Task requirements
Below is a block of records. Copy every line in it that contains the word "this".

----- Stored records

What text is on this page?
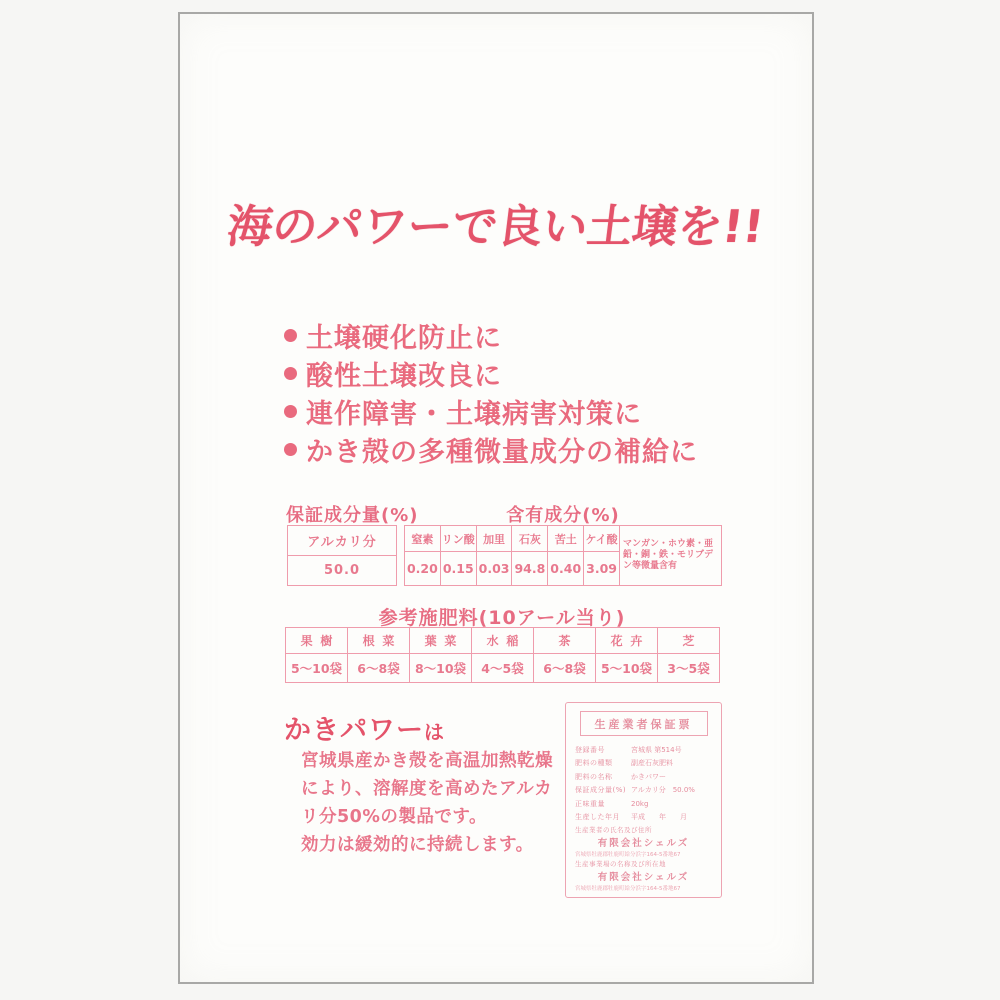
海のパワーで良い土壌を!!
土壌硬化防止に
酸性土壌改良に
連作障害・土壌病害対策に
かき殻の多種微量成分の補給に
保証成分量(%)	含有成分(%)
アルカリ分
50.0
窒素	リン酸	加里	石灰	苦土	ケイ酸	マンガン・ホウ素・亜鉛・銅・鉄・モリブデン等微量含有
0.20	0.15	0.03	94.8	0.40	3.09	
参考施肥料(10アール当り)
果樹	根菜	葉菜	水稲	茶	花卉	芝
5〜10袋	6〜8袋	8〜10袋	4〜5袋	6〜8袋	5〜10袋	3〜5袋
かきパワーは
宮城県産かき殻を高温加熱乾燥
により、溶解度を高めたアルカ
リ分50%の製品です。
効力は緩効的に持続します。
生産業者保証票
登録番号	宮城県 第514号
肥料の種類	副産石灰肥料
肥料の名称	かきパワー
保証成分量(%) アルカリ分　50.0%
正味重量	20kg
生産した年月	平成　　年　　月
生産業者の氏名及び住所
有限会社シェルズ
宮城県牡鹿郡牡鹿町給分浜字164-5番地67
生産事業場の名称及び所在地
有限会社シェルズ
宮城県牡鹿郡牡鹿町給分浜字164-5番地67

----------
----- Stored records

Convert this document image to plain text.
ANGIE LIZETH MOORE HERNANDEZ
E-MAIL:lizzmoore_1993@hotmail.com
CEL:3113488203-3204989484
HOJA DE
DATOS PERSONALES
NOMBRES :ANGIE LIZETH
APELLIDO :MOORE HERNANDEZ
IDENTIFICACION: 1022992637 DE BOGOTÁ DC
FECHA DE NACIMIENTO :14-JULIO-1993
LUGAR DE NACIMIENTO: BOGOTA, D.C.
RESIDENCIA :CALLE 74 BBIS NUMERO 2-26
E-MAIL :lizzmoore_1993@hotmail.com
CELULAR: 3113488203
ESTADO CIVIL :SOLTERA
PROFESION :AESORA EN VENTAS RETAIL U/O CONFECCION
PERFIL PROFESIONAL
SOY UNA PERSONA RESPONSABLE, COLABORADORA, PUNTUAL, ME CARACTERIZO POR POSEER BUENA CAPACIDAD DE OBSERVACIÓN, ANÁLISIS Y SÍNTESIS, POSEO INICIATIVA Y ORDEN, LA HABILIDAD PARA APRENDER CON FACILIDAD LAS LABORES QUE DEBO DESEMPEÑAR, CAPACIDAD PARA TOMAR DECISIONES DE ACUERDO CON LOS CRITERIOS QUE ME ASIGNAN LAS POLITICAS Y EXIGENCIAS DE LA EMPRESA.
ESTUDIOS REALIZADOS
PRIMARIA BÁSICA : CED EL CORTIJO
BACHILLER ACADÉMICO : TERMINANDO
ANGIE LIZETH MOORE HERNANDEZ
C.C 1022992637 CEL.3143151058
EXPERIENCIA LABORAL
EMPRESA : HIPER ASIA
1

----------

The solution
What text is on this page?
Convert this document image to plain text.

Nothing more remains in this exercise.